Dataset entries on figures:
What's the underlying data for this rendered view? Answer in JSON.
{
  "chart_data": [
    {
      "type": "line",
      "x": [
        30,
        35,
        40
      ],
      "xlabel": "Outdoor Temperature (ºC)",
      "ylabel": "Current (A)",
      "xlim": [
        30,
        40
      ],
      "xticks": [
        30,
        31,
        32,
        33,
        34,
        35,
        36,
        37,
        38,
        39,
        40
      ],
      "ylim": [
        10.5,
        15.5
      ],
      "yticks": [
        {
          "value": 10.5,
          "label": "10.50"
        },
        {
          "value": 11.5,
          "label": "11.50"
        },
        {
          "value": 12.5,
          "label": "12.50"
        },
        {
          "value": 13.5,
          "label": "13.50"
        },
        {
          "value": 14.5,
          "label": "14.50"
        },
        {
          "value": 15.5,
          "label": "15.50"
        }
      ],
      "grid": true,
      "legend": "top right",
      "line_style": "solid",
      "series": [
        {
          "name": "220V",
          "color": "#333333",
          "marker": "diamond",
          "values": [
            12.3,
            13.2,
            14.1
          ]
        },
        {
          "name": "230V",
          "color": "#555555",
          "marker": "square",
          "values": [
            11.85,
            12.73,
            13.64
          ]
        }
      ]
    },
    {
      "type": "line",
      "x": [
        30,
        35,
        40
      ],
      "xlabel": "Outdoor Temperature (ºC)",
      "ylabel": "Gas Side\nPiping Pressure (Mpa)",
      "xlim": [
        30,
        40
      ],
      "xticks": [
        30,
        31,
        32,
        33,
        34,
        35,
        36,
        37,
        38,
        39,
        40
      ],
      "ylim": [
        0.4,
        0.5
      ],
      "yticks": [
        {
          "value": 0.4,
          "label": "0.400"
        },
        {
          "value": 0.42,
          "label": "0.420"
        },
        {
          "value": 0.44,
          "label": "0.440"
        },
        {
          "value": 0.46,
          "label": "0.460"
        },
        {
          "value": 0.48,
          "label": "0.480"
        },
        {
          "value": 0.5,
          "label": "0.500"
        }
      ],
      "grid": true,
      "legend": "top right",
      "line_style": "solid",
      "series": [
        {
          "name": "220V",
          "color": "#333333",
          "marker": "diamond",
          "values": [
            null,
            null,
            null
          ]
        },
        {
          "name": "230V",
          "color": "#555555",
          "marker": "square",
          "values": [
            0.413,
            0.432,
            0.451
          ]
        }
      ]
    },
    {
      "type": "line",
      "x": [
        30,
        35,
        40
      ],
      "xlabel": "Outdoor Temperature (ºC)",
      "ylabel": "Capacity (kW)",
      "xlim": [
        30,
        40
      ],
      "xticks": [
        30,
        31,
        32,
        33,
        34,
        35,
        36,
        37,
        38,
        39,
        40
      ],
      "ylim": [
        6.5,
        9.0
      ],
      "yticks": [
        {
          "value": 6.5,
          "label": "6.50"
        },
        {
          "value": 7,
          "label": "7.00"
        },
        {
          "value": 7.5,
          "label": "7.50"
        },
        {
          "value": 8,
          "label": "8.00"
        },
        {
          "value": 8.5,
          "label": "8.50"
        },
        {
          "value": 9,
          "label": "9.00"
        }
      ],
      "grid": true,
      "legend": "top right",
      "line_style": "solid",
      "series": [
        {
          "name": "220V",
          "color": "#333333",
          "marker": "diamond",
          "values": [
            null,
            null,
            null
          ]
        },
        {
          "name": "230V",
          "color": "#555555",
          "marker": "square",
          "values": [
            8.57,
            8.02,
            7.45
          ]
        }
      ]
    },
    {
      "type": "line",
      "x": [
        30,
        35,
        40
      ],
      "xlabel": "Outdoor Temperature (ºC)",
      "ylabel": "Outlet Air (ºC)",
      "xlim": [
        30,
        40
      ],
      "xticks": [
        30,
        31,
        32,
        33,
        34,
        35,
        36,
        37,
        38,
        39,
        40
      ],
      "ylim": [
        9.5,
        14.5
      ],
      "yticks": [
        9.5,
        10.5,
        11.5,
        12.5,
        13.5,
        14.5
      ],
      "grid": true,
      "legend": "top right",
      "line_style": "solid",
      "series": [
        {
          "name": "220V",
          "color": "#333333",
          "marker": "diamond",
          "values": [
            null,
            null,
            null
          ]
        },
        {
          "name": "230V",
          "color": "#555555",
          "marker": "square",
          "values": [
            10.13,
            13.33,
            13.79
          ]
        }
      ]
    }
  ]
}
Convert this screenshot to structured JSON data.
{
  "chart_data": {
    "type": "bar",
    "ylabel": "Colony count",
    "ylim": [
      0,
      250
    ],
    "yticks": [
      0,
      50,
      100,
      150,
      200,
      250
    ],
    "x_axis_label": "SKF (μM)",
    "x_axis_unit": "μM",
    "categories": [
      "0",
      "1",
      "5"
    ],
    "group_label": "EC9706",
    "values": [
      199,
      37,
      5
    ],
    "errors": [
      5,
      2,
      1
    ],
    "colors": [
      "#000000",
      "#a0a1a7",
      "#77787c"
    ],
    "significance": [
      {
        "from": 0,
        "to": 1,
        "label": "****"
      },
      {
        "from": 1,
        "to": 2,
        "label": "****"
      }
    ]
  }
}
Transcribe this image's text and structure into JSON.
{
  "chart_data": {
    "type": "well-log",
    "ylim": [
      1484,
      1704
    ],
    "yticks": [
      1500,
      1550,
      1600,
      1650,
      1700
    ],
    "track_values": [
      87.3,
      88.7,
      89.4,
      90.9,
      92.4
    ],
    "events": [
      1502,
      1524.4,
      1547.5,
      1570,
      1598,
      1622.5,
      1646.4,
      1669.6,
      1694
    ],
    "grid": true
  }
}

▸ EXERCISE GOAL:
The full set of records should be duplicated exactly.

▸ THE OUTPUT:
What's the underlying data for this rendered view? Answer in JSON.
{
  "chart_data": [
    {
      "type": "line",
      "x": [
        30,
        35,
        40
      ],
      "xlabel": "Outdoor Temperature (ºC)",
      "ylabel": "Current (A)",
      "xlim": [
        30,
        40
      ],
      "xticks": [
        30,
        31,
        32,
        33,
        34,
        35,
        36,
        37,
        38,
        39,
        40
      ],
      "ylim": [
        10.5,
        15.5
      ],
      "yticks": [
        {
          "value": 10.5,
          "label": "10.50"
        },
        {
          "value": 11.5,
          "label": "11.50"
        },
        {
          "value": 12.5,
          "label": "12.50"
        },
        {
          "value": 13.5,
          "label": "13.50"
        },
        {
          "value": 14.5,
          "label": "14.50"
        },
        {
          "value": 15.5,
          "label": "15.50"
        }
      ],
      "grid": true,
      "legend": "top right",
      "line_style": "solid",
      "series": [
        {
          "name": "220V",
          "color": "#333333",
          "marker": "diamond",
          "values": [
            12.3,
            13.2,
            14.1
          ]
        },
        {
          "name": "230V",
          "color": "#555555",
          "marker": "square",
          "values": [
            11.85,
            12.73,
            13.64
          ]
        }
      ]
    },
    {
      "type": "line",
      "x": [
        30,
        35,
        40
      ],
      "xlabel": "Outdoor Temperature (ºC)",
      "ylabel": "Gas Side\nPiping Pressure (Mpa)",
      "xlim": [
        30,
        40
      ],
      "xticks": [
        30,
        31,
        32,
        33,
        34,
        35,
        36,
        37,
        38,
        39,
        40
      ],
      "ylim": [
        0.4,
        0.5
      ],
      "yticks": [
        {
          "value": 0.4,
          "label": "0.400"
        },
        {
          "value": 0.42,
          "label": "0.420"
        },
        {
          "value": 0.44,
          "label": "0.440"
        },
        {
          "value": 0.46,
          "label": "0.460"
        },
        {
          "value": 0.48,
          "label": "0.480"
        },
        {
          "value": 0.5,
          "label": "0.500"
        }
      ],
      "grid": true,
      "legend": "top right",
      "line_style": "solid",
      "series": [
        {
          "name": "220V",
          "color": "#333333",
          "marker": "diamond",
          "values": [
            null,
            null,
            null
          ]
        },
        {
          "name": "230V",
          "color": "#555555",
          "marker": "square",
          "values": [
            0.413,
            0.432,
            0.451
          ]
        }
      ]
    },
    {
      "type": "line",
      "x": [
        30,
        35,
        40
      ],
      "xlabel": "Outdoor Temperature (ºC)",
      "ylabel": "Capacity (kW)",
      "xlim": [
        30,
        40
      ],
      "xticks": [
        30,
        31,
        32,
        33,
        34,
        35,
        36,
        37,
        38,
        39,
        40
      ],
      "ylim": [
        6.5,
        9.0
      ],
      "yticks": [
        {
          "value": 6.5,
          "label": "6.50"
        },
        {
          "value": 7,
          "label": "7.00"
        },
        {
          "value": 7.5,
          "label": "7.50"
        },
        {
          "value": 8,
          "label": "8.00"
        },
        {
          "value": 8.5,
          "label": "8.50"
        },
        {
          "value": 9,
          "label": "9.00"
        }
      ],
      "grid": true,
      "legend": "top right",
      "line_style": "solid",
      "series": [
        {
          "name": "220V",
          "color": "#333333",
          "marker": "diamond",
          "values": [
            null,
            null,
            null
          ]
        },
        {
          "name": "230V",
          "color": "#555555",
          "marker": "square",
          "values": [
            8.57,
            8.02,
            7.45
          ]
        }
      ]
    },
    {
      "type": "line",
      "x": [
        30,
        35,
        40
      ],
      "xlabel": "Outdoor Temperature (ºC)",
      "ylabel": "Outlet Air (ºC)",
      "xlim": [
        30,
        40
      ],
      "xticks": [
        30,
        31,
        32,
        33,
        34,
        35,
        36,
        37,
        38,
        39,
        40
      ],
      "ylim": [
        9.5,
        14.5
      ],
      "yticks": [
        9.5,
        10.5,
        11.5,
        12.5,
        13.5,
        14.5
      ],
      "grid": true,
      "legend": "top right",
      "line_style": "solid",
      "series": [
        {
          "name": "220V",
          "color": "#333333",
          "marker": "diamond",
          "values": [
            null,
            null,
            null
          ]
        },
        {
          "name": "230V",
          "color": "#555555",
          "marker": "square",
          "values": [
            10.13,
            13.33,
            13.79
          ]
        }
      ]
    }
  ]
}
Convert this screenshot to structured JSON data.
{
  "chart_data": {
    "type": "bar",
    "ylabel": "Colony count",
    "ylim": [
      0,
      250
    ],
    "yticks": [
      0,
      50,
      100,
      150,
      200,
      250
    ],
    "x_axis_label": "SKF (μM)",
    "x_axis_unit": "μM",
    "categories": [
      "0",
      "1",
      "5"
    ],
    "group_label": "EC9706",
    "values": [
      199,
      37,
      5
    ],
    "errors": [
      5,
      2,
      1
    ],
    "colors": [
      "#000000",
      "#a0a1a7",
      "#77787c"
    ],
    "significance": [
      {
        "from": 0,
        "to": 1,
        "label": "****"
      },
      {
        "from": 1,
        "to": 2,
        "label": "****"
      }
    ]
  }
}
Transcribe this image's text and structure into JSON.
{
  "chart_data": {
    "type": "well-log",
    "ylim": [
      1484,
      1704
    ],
    "yticks": [
      1500,
      1550,
      1600,
      1650,
      1700
    ],
    "track_values": [
      87.3,
      88.7,
      89.4,
      90.9,
      92.4
    ],
    "events": [
      1502,
      1524.4,
      1547.5,
      1570,
      1598,
      1622.5,
      1646.4,
      1669.6,
      1694
    ],
    "grid": true
  }
}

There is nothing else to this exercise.